_To do:_
Produce an exact transcription of the listing below, omitting the pictures.

···

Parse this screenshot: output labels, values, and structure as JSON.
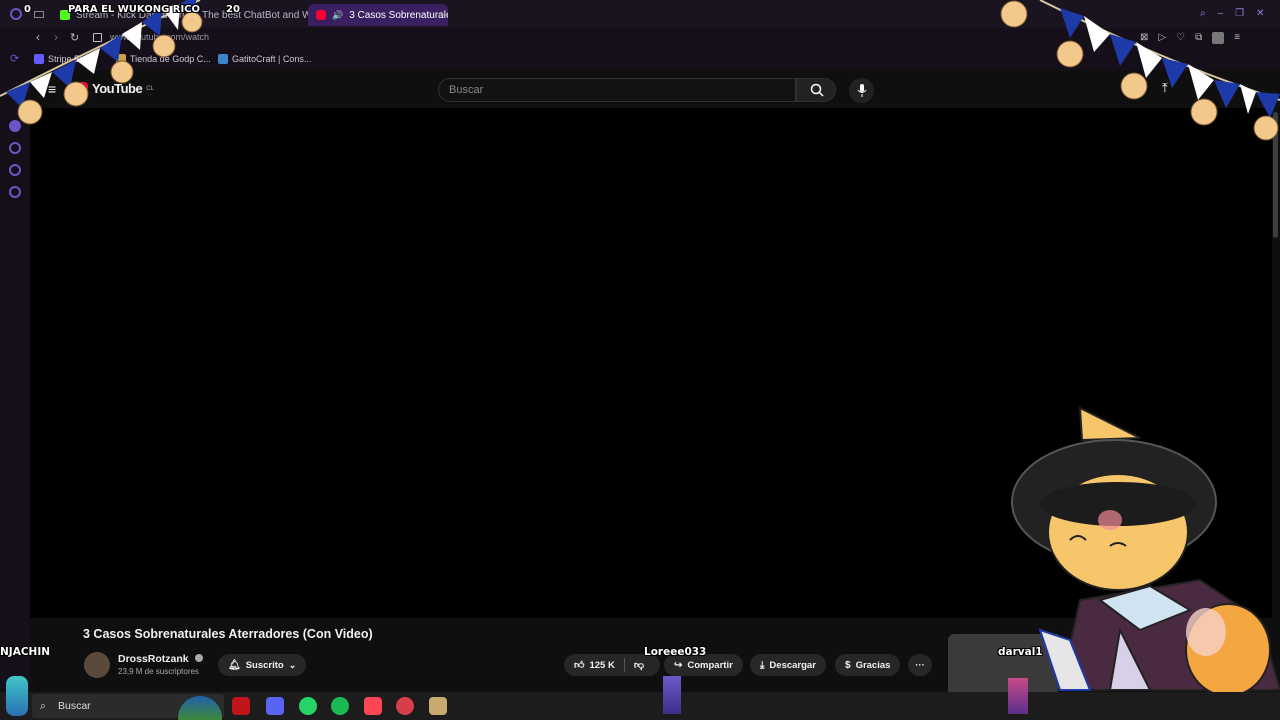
{
  "browser": {
    "tabs": [
      {
        "label": "Stream - Kick Dashboard",
        "favicon": "#53fc18",
        "active": false
      },
      {
        "label": "The best ChatBot and W",
        "favicon": "#7c5cff",
        "active": false
      },
      {
        "label": "3 Casos Sobrenaturale",
        "favicon": "#ff0033",
        "active": true
      }
    ],
    "address": "www.youtube.com/watch",
    "bookmarks": [
      "Stripe Expre",
      "Tienda de Godp C...",
      "GatitoCraft | Cons..."
    ],
    "icons": [
      "back-icon",
      "forward-icon",
      "reload-icon",
      "lock-icon",
      "extensions-icon",
      "menu-icon"
    ]
  },
  "youtube": {
    "logo": "YouTube",
    "region": "CL",
    "search_placeholder": "Buscar",
    "video": {
      "title": "3 Casos Sobrenaturales Aterradores (Con Video)",
      "channel": "DrossRotzank",
      "subscribers": "23,9 M de suscriptores",
      "subscribe_label": "Suscrito",
      "likes": "125 K",
      "share_label": "Compartir",
      "download_label": "Descargar",
      "thanks_label": "Gracias"
    }
  },
  "overlay": {
    "counter_left": "0",
    "banner": "PARA EL WUKONG RICO",
    "counter_right": "20",
    "viewer_left": "NJACHIN",
    "viewer_center": "Loreee033",
    "viewer_right": "darval1"
  },
  "taskbar": {
    "search_label": "Buscar",
    "apps": [
      {
        "name": "app-red",
        "color": "#c0151a"
      },
      {
        "name": "discord-icon",
        "color": "#5865f2"
      },
      {
        "name": "whatsapp-icon",
        "color": "#25d366"
      },
      {
        "name": "spotify-icon",
        "color": "#1db954"
      },
      {
        "name": "valorant-icon",
        "color": "#ff4655"
      },
      {
        "name": "app-circle",
        "color": "#d63f4a"
      },
      {
        "name": "league-icon",
        "color": "#c8aa6e"
      }
    ]
  },
  "colors": {
    "accent": "#3a2060",
    "yt_red": "#ff0033",
    "bunting_blue": "#1d3aa8",
    "bunting_red": "#c8102e"
  }
}
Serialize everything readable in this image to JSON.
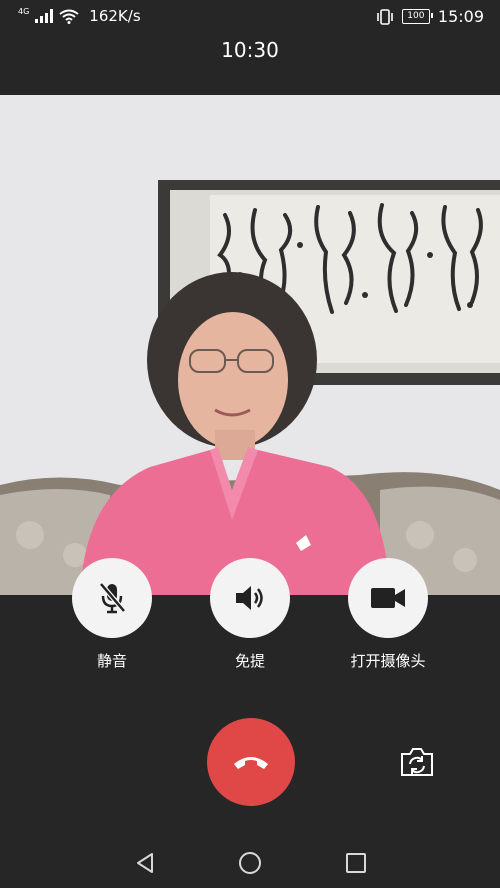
{
  "status_bar": {
    "network": "4G",
    "speed": "162K/s",
    "battery": "100",
    "time": "15:09"
  },
  "call": {
    "duration": "10:30"
  },
  "controls": {
    "mute_label": "静音",
    "speaker_label": "免提",
    "camera_label": "打开摄像头"
  },
  "icons": {
    "mute": "mic-off-icon",
    "speaker": "speaker-icon",
    "camera": "video-camera-icon",
    "hangup": "phone-hangup-icon",
    "switch_camera": "camera-switch-icon"
  },
  "colors": {
    "background": "#262626",
    "hangup": "#e04848",
    "control_bg": "#f3f3f3"
  }
}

···

_Written response:_
Parse this screenshot: output labels, values, and structure as JSON.
{
  "browser": {
    "tabs": [
      {
        "label": "Stream - Kick Dashboard",
        "favicon": "#53fc18",
        "active": false
      },
      {
        "label": "The best ChatBot and W",
        "favicon": "#7c5cff",
        "active": false
      },
      {
        "label": "3 Casos Sobrenaturale",
        "favicon": "#ff0033",
        "active": true
      }
    ],
    "address": "www.youtube.com/watch",
    "bookmarks": [
      "Stripe Expre",
      "Tienda de Godp C...",
      "GatitoCraft | Cons..."
    ],
    "icons": [
      "back-icon",
      "forward-icon",
      "reload-icon",
      "lock-icon",
      "extensions-icon",
      "menu-icon"
    ]
  },
  "youtube": {
    "logo": "YouTube",
    "region": "CL",
    "search_placeholder": "Buscar",
    "video": {
      "title": "3 Casos Sobrenaturales Aterradores (Con Video)",
      "channel": "DrossRotzank",
      "subscribers": "23,9 M de suscriptores",
      "subscribe_label": "Suscrito",
      "likes": "125 K",
      "share_label": "Compartir",
      "download_label": "Descargar",
      "thanks_label": "Gracias"
    }
  },
  "overlay": {
    "counter_left": "0",
    "banner": "PARA EL WUKONG RICO",
    "counter_right": "20",
    "viewer_left": "NJACHIN",
    "viewer_center": "Loreee033",
    "viewer_right": "darval1"
  },
  "taskbar": {
    "search_label": "Buscar",
    "apps": [
      {
        "name": "app-red",
        "color": "#c0151a"
      },
      {
        "name": "discord-icon",
        "color": "#5865f2"
      },
      {
        "name": "whatsapp-icon",
        "color": "#25d366"
      },
      {
        "name": "spotify-icon",
        "color": "#1db954"
      },
      {
        "name": "valorant-icon",
        "color": "#ff4655"
      },
      {
        "name": "app-circle",
        "color": "#d63f4a"
      },
      {
        "name": "league-icon",
        "color": "#c8aa6e"
      }
    ]
  },
  "colors": {
    "accent": "#3a2060",
    "yt_red": "#ff0033",
    "bunting_blue": "#1d3aa8",
    "bunting_red": "#c8102e"
  }
}
Serialize everything readable in this image to JSON.
{
  "status_bar": {
    "network": "4G",
    "speed": "162K/s",
    "battery": "100",
    "time": "15:09"
  },
  "call": {
    "duration": "10:30"
  },
  "controls": {
    "mute_label": "静音",
    "speaker_label": "免提",
    "camera_label": "打开摄像头"
  },
  "icons": {
    "mute": "mic-off-icon",
    "speaker": "speaker-icon",
    "camera": "video-camera-icon",
    "hangup": "phone-hangup-icon",
    "switch_camera": "camera-switch-icon"
  },
  "colors": {
    "background": "#262626",
    "hangup": "#e04848",
    "control_bg": "#f3f3f3"
  }
}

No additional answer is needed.